**Directive**
Find every line in the records below that holds the word "SRMTID" and copy it.
══════════════════════════════
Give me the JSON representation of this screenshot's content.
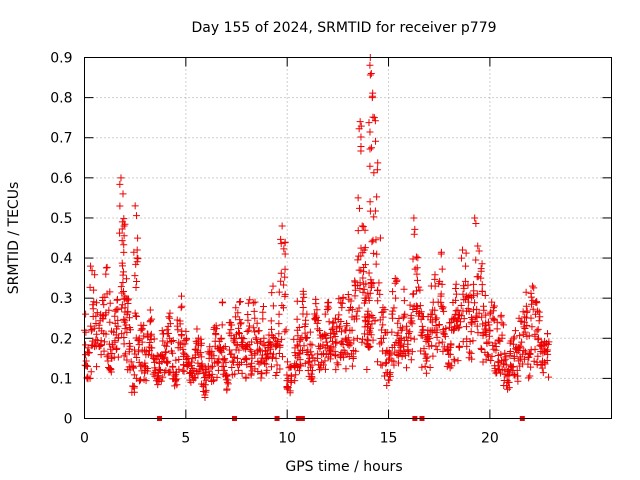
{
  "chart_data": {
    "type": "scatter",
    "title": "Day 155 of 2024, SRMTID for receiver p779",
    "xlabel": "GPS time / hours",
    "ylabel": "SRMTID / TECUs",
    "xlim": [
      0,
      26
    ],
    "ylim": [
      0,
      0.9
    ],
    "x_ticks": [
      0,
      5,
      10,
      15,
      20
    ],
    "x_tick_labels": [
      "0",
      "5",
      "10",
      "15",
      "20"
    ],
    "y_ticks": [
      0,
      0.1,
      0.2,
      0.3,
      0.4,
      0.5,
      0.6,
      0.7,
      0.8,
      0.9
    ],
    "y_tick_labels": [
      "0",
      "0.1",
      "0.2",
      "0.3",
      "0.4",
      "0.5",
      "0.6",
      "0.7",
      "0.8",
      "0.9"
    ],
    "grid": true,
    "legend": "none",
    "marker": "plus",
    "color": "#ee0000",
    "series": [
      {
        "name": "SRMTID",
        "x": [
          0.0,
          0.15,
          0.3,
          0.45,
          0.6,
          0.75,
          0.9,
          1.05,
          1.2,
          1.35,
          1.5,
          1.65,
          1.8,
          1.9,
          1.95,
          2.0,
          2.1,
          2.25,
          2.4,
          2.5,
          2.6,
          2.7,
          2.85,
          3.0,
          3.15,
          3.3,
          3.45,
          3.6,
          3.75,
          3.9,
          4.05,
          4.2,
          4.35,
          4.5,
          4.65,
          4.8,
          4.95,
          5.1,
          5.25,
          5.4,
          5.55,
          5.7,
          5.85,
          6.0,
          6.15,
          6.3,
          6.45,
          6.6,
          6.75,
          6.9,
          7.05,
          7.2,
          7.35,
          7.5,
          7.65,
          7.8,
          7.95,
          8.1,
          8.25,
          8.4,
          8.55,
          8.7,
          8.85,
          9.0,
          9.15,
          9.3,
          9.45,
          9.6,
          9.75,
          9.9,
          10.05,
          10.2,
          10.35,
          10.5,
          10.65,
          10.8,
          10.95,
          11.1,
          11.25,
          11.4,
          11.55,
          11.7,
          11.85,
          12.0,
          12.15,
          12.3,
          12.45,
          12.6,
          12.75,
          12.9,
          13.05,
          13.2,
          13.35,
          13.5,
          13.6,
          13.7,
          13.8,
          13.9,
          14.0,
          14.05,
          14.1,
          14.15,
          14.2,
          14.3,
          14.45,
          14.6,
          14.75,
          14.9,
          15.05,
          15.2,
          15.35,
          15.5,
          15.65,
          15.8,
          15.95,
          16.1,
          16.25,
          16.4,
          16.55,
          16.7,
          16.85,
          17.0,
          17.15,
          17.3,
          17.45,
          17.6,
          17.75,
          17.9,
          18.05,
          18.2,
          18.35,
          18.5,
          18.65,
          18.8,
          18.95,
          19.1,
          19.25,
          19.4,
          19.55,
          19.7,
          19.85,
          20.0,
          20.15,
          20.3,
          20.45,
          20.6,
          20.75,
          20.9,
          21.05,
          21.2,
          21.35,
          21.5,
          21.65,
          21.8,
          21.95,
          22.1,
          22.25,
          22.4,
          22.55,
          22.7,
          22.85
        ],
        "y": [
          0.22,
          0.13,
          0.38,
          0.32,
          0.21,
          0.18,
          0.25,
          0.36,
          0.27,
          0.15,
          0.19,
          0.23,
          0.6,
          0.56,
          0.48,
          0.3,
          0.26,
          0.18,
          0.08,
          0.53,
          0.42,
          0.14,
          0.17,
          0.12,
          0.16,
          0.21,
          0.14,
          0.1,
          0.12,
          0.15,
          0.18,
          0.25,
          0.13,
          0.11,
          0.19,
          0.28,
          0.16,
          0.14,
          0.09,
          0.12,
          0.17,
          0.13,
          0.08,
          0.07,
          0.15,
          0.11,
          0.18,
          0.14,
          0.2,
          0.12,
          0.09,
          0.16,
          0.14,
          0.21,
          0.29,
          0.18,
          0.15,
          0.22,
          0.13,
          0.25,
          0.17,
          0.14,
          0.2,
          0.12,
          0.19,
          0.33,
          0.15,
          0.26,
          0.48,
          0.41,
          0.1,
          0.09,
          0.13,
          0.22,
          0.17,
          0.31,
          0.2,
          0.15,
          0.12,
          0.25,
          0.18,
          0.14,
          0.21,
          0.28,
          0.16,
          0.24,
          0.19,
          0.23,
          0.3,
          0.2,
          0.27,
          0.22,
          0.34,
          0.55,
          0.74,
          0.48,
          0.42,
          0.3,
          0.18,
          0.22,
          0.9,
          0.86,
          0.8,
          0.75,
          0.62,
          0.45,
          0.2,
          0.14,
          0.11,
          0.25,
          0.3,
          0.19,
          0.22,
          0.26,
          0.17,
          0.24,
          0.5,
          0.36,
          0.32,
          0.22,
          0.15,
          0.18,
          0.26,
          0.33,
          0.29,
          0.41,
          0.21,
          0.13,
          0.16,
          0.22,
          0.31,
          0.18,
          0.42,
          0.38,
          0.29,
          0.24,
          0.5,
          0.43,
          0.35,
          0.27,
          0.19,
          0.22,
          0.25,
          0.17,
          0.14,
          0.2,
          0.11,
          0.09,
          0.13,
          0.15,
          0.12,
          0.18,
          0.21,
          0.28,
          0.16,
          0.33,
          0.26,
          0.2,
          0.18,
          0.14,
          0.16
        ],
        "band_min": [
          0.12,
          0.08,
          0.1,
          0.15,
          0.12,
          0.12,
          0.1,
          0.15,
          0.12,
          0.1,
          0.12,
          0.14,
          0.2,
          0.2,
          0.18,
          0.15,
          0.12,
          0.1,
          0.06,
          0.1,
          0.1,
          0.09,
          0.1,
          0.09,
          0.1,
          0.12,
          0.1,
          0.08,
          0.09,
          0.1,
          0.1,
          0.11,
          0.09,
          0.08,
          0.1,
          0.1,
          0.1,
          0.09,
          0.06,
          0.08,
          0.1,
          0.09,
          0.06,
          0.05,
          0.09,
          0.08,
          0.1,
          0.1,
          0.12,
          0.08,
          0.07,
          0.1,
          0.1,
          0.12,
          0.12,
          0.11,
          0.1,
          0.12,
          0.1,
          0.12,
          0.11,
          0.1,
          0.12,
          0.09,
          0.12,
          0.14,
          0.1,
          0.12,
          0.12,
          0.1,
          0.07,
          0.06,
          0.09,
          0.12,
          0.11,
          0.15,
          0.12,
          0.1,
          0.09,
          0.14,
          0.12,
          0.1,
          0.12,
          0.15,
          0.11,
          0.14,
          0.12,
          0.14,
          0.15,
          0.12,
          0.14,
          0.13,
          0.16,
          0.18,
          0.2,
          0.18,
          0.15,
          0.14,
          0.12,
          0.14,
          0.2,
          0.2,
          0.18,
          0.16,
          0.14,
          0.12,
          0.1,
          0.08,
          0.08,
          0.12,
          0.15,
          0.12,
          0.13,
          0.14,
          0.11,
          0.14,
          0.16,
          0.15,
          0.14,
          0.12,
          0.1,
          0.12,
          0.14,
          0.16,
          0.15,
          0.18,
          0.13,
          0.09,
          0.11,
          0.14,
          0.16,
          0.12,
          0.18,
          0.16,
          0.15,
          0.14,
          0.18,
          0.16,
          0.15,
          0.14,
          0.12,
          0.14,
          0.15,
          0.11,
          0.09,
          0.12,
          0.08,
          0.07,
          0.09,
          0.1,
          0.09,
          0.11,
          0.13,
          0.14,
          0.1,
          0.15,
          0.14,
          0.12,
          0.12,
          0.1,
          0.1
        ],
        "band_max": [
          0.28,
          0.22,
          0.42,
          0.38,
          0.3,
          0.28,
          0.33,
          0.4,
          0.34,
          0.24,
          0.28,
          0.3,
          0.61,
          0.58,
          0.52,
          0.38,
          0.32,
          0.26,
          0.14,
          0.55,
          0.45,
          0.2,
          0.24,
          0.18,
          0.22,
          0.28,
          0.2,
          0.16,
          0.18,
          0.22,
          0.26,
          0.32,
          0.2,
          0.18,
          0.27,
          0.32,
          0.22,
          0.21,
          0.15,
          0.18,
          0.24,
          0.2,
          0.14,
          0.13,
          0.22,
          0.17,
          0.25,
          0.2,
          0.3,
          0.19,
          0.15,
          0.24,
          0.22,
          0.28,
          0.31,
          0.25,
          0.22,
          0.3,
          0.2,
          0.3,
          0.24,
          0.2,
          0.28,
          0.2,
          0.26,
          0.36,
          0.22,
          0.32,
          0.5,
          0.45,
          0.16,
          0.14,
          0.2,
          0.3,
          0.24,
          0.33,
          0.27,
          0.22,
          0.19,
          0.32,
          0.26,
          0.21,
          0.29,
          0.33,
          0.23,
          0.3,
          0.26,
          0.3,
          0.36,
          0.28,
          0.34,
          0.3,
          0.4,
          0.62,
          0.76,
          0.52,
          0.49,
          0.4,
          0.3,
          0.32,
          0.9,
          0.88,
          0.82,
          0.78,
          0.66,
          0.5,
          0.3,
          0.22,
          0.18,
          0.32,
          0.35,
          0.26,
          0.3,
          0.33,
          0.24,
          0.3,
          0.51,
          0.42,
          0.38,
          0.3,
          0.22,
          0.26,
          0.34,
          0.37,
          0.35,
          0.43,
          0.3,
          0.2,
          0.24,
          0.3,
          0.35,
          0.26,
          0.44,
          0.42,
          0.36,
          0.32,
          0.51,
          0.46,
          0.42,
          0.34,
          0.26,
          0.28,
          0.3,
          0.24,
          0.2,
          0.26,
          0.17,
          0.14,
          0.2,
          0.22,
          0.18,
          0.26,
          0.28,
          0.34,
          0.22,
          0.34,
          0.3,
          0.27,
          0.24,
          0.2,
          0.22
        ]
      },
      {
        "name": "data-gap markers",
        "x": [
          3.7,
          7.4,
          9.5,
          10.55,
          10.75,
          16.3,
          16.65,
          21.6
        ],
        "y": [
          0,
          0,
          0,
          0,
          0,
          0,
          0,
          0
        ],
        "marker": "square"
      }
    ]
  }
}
══════════════════════════════
**Completed exercise**
    "title": "Day 155 of 2024, SRMTID for receiver p779",
    "ylabel": "SRMTID / TECUs",
        "name": "SRMTID",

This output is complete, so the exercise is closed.